▶ [TO BE DONE]:
Retype every entry word for word.
-- BEGIN ENTRIES --
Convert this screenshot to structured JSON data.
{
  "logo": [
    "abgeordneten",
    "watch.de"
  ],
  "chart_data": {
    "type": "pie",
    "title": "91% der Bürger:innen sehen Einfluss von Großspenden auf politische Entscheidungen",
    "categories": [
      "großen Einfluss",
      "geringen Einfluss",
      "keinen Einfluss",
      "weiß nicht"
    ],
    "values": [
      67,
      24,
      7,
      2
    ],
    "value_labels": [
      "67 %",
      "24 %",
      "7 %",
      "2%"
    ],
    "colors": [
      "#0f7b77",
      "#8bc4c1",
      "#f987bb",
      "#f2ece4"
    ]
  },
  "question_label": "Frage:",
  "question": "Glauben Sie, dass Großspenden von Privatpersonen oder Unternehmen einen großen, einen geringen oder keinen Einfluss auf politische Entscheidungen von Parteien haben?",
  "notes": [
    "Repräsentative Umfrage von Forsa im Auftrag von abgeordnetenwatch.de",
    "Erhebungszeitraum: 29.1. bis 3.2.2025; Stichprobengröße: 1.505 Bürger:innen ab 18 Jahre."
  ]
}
-- END ENTRIES --
▶ [RESULT BELOW]:
Convert this screenshot to structured JSON data.
{
  "logo": [
    "abgeordneten",
    "watch.de"
  ],
  "chart_data": {
    "type": "pie",
    "title": "91% der Bürger:innen sehen Einfluss von Großspenden auf politische Entscheidungen",
    "categories": [
      "großen Einfluss",
      "geringen Einfluss",
      "keinen Einfluss",
      "weiß nicht"
    ],
    "values": [
      67,
      24,
      7,
      2
    ],
    "value_labels": [
      "67 %",
      "24 %",
      "7 %",
      "2%"
    ],
    "colors": [
      "#0f7b77",
      "#8bc4c1",
      "#f987bb",
      "#f2ece4"
    ]
  },
  "question_label": "Frage:",
  "question": "Glauben Sie, dass Großspenden von Privatpersonen oder Unternehmen einen großen, einen geringen oder keinen Einfluss auf politische Entscheidungen von Parteien haben?",
  "notes": [
    "Repräsentative Umfrage von Forsa im Auftrag von abgeordnetenwatch.de",
    "Erhebungszeitraum: 29.1. bis 3.2.2025; Stichprobengröße: 1.505 Bürger:innen ab 18 Jahre."
  ]
}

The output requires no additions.